→ **ORDEM DE SERVIÇO 1**
Traduza para o inglês esta frase do texto sobre o projeto NAVIO: "O projeto NAVIO terá duração de cinco anos e prevê dez viagens."
→ **ORDEM DE SERVIÇO 2**
Prossiga com o texto sobre o projeto NAVIO a partir da frase "Houve ainda uma coleta de diferentes espécies de insetos."

→ **TEXTO DE ORIGEM**
################
Até então, a Marinha atuava com uma embarcação, o Navio de Assistência Hospitalar (NAsH), que possui um ambulatório onde acontecem os atendimentos, mas com a expansão das atividades, mais dois navios passaram a fazer parte da frota: o Paraguassu, que conta com laboratório para sequenciamento genético; e o Potengi, que dispõe de laboratórios de diagnóstico sorológico e molecular, de parasitologia para exames de fezes (humanas e animal), e de processamento para de água e esgoto coletados. Segundo Alcântara, foi montada uma miniversão do Laboratório Central de Saúde Pública (LACEN), contando com insumos e equipes das secretarias de saúde do Mato Grosso e do Mato Grosso do Sul. Toda essa estrutura possibilita testar as amostras coletadas para diferentes doenças, entre elas dengue, chikungunya, zika, Covid-19, influenza, HIV, HTLV, sífilis, leptospirose, febre maculosa, leishmaniose, doenças fúngicas e diferentes parasitoses intestinais.

O projeto NAVIO terá duração de cinco anos e prevê dez viagens. A primeira delas já ocorreu. As embarcações percorreram cinco comunidades, situadas entre os municípios de Ladário e Porto Murtinho, o chamado Tramo Sul, no Pantanal do Mato Grosso do Sul, no período entre 20 de novembro e 10 de dezembro de 2023. Cerca de 450 pessoas receberam atendimento, resultando em 359 adesões ao projeto. Ao todo, 2061 testes rápidos foram realizados para diferentes agravos. Houve ainda uma coleta de diferentes espécies de insetos.
################
→ **CONJUNTO DE DADOS**

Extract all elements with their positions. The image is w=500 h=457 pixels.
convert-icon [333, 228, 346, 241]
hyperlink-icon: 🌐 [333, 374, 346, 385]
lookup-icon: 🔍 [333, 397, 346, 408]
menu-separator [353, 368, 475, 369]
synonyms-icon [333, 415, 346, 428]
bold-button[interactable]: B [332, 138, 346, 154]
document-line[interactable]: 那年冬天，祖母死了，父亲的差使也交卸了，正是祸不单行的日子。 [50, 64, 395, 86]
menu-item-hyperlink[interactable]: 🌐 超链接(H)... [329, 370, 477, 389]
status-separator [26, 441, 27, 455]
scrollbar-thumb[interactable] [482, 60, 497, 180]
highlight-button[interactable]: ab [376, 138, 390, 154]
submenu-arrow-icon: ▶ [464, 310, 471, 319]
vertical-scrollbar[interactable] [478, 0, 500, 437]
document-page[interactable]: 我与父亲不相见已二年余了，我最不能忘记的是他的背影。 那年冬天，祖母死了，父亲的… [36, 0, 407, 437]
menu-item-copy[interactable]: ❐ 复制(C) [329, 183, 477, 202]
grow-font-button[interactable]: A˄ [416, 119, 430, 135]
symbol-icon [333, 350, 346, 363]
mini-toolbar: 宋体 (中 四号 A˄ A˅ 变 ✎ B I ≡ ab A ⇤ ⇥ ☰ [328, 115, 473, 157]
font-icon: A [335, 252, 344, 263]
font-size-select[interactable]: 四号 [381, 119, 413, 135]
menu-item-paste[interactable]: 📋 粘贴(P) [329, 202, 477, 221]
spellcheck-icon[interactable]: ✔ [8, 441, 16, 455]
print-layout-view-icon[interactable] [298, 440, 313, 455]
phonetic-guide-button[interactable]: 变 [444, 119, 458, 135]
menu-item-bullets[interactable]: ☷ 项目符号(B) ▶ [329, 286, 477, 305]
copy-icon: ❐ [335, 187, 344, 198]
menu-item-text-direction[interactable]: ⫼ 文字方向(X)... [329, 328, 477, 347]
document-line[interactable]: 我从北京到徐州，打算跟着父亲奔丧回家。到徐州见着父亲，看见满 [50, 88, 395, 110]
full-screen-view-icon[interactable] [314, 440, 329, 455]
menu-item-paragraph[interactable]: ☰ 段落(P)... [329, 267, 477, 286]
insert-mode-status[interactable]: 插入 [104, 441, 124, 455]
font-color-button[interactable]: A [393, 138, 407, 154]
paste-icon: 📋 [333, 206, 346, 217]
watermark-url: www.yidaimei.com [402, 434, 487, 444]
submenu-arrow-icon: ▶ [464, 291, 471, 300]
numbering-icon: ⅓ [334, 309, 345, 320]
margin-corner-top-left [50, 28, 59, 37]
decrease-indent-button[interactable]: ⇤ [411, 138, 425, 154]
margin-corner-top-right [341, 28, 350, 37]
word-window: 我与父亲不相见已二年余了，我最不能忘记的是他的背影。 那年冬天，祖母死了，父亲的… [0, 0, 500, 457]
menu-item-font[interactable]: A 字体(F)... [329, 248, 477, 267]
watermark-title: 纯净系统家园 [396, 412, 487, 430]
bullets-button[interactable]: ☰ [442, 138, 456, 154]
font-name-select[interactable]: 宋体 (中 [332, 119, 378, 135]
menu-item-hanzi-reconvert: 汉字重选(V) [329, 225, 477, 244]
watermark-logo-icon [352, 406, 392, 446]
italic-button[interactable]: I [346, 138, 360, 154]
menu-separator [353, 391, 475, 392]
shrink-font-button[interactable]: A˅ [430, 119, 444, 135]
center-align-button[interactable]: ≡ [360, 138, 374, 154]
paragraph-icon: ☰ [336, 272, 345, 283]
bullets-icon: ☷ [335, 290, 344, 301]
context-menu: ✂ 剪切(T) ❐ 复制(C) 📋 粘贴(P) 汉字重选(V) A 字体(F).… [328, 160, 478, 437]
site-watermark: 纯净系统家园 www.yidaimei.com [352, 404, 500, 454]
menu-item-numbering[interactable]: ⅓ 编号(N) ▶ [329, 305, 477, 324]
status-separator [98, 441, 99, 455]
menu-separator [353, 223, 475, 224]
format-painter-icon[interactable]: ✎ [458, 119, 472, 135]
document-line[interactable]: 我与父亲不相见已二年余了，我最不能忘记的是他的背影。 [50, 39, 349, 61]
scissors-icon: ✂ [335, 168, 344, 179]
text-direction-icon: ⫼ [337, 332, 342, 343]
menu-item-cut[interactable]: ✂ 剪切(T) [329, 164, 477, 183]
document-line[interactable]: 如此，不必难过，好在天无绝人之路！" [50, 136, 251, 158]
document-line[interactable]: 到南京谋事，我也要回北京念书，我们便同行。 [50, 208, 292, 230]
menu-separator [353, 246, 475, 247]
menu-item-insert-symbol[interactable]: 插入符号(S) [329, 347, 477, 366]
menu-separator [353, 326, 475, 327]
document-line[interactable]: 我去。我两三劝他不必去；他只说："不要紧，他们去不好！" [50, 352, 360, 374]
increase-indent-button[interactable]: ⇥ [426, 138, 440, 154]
################
→ **RESULTADO 1**
The NAVIO project will last five years and plans ten voyages.

→ **RESULTADO 2**
“Capturamos cerca de dois mil insetos. Todos eles são testados, por meio do PCR, para cada uma das arboviroses já conhecidas, para verificarmos se estão atuando como vetores das doenças. Quando positivo, fazemos o sequenciamento do genoma. Esse mesmo procedimento é feito com as amostras humanas, o que vai nos possibilitar compreender como se dá o ciclo de transmissão de doenças, quando houver casos confirmados”, explica o pesquisador da Fiocruz Minas Álvaro Gil Araújo Ferreira, que também integra a equipe de coordenação do projeto. De acordo com o pesquisador, a coleta de insetos poderá ajudar, também, a detectar a presença de novos flavivírus em circulação, sendo esta região investigada, um corredor para entrada destes no Brasil e países vizinhos do sul da América do Sul vírus, como, por exemplo, o vírus da febre do Nilo Ocidental e o vírus da encefalite venezuelana. “Nesse caso, o vetor é o Culex, que as pessoas conhecem como pernilongo. No Brasil, o vírus da febre do Nilo Ocidental já foi detectado em cavalos, aves e humanos e, por isso, a vigilância se torna fundamental. Além disso, o vírus da encefalite venezuelana está emergindo atualmente da Argentina”, avalia.

A próxima etapa do projeto acontecerá entre os dias 12 de fevereiro e 14 de março deste ano. Desta vez, as embarcações vão percorrer um trecho maior, o chamado Tramo Norte, que abrange 13 comunidades, entre Ladário no Mato Grosso do Sul e Cáceres, no Mato Grosso.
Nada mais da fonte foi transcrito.